*Task list:*
(a) Copy the transcript starting at "So can you all" and ending after "strong experimentation program.", substituting "workshop" for "session".
(b) List, in order of appearance, every number the transcript writes in digits rather than words, repeats included.

-- START Document --

So can you all see my screen already? I think so. Yeah. Alright.
Cool. so welcome, everyone. I’m happy to host this session today on building blocks of a strong experimentation program.
So we work with clients ranging from more or less small eCommerce brands to bigger eCommerce brands, but also in other areas. And our goal as an agency is usually not just to be a siloed function where we run experiments and people in the company, just get the fruits from them, but, really, we want to build an experimentation program basically scale it up so, the company can then later use the spirit of experimentation for their growth. And so with this talk, I want to give a bit of an idea of what we see as the 3, you actually took that already away, three building blocks of an experimentation program. But before we go in, I quickly want to tell a story, unfortunately, I can’t reveal who that was specifically, but it was the CMO of one of our clients. And I was just writing a message, a while back, saying that I really appreciate working with him and his team, and that’s always a pleasure. And he replied with a bit of a story, and it was basically, I translated this from German because we’re a German company, and the conversation initially took place in German, but, he basically described how things turned over the duration of us working together and building the experimentation program in the company. And he described it as being initially a bit annoying because it was extra work to how they were initially rolling out features, rolling out changes to their websites and to their apps. But over time, that actually changed and the the way they saw experimentation, the way they saw A/B testing, that changed.
And, yeah so, I’m really happy to actually share this, because this was also a fun moment for for us because it again, showing that experimentation once deployed in a company, and once it’s not only just us working on running tests and rolling them out, can really have an impact. But now, this as a quick intro, as a quick start, but if we go into the next slide here, I quickly wanna show you what we wanna talk through today. The first one is looking at people running experiments throughout a company, then the actual building blocks, and I’ll share it’s, what, basically, 3 building blocks that we see, one buying process and visibility, then we will talk a bit about experimentation maturity and what it means for you and what you can take away from it for the next day and, for, hopefully, the growth of experimentation within your company. And so quickly, I don’t wanna do too much about it. But if you, like this talk, if it’s at all interesting, check out my LinkedIn, have some resources there about experimentation. My bits and bobs, what I think about, how to scale experimentation in your company.
And, yeah, also, of course, if you wanna work with us, this is, the place to go and check out.
So quickly, I mentioned, like, people running experiments in your company. And we, I like this graphic here quite a bit where on the bottom end in this circle, we have basically singular. So experiments are run maybe by 1 or 2 people, but often heavily, monitored by management or leadership where every experiment has to first go through a rigid approval process, not really what you would think about an experimentation program or an experimentation culture within the company that encourages to try things out. Right? Then there is the next bubble, right?
So and I described it as some because there might be some people working on experimentation, working on rolling out experiments, testing features, what I see this is oftentimes limited to marketing. So people run marketing experiments, not necessarily only in A/B testing, but also in running ad tests, right, like testing out different ad sets or whatever or creatives in this process. This is often where agencies start to come in. Right? It’s like the company realizes, so you might realize, hey, we need to use experimentation.

-- END Document --
-- START Data records --

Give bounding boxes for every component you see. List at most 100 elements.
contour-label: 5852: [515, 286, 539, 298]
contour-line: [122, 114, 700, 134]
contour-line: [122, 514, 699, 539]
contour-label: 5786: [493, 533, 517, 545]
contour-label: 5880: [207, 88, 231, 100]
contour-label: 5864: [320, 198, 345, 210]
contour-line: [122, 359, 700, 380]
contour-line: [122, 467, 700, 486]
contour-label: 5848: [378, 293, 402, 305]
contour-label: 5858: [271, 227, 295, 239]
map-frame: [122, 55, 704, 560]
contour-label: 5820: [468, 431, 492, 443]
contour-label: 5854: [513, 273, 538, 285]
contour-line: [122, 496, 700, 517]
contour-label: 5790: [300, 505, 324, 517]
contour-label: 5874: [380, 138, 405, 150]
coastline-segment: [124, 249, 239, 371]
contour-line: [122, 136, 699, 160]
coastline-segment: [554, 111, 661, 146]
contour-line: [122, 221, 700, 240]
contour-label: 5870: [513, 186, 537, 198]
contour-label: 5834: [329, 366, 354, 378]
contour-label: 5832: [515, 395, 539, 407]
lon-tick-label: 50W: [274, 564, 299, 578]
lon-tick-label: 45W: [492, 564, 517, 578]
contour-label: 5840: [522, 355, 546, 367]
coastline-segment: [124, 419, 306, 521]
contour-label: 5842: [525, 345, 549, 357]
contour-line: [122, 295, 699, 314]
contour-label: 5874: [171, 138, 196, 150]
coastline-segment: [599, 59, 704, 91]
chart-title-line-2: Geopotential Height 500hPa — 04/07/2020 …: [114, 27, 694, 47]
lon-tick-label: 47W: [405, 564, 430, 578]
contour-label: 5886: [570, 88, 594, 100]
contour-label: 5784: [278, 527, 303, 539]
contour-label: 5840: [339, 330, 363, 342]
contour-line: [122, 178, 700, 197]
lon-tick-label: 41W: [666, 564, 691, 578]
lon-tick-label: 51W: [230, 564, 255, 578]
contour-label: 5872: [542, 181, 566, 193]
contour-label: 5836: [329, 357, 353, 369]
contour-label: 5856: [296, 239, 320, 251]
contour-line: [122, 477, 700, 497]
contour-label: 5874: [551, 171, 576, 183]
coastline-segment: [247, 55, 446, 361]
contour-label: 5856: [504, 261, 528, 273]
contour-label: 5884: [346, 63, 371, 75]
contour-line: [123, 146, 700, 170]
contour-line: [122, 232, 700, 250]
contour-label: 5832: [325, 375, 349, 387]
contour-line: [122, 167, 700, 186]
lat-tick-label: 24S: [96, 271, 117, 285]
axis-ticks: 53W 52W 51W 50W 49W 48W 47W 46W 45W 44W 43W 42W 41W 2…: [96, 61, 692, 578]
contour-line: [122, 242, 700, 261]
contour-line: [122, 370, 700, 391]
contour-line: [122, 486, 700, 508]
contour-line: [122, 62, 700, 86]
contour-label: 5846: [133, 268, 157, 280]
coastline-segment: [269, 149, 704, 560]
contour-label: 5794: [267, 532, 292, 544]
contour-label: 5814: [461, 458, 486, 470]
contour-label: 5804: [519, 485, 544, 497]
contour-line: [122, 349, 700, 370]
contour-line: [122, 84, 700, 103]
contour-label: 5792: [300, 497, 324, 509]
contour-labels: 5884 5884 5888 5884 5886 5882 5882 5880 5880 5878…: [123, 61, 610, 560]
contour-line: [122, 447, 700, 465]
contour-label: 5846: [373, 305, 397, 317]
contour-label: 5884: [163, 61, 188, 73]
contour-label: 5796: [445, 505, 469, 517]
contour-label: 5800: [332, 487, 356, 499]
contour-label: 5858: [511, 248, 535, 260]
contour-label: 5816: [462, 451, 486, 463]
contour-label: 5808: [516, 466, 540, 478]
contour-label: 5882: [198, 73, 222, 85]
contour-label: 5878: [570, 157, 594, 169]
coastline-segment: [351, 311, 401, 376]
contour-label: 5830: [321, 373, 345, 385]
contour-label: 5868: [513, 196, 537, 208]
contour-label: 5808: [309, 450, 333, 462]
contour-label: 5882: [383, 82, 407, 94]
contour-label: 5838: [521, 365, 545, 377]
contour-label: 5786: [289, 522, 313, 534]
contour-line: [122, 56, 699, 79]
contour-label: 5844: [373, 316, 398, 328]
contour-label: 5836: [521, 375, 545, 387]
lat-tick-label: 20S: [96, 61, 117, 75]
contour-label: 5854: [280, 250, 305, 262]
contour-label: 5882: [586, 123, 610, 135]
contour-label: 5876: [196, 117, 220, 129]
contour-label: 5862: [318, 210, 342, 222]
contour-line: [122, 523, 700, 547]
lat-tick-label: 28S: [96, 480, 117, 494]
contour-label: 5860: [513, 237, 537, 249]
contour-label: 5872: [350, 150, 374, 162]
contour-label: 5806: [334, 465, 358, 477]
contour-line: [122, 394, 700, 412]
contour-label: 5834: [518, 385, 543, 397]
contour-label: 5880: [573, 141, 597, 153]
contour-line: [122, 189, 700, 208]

-- END Data records --

*Task results:*
(a)
So can you all see my screen already? I think so. Yeah. Alright.
Cool. so welcome, everyone. I’m happy to host this workshop today on building blocks of a strong experimentation program.

(b) 3, 3, 1, 2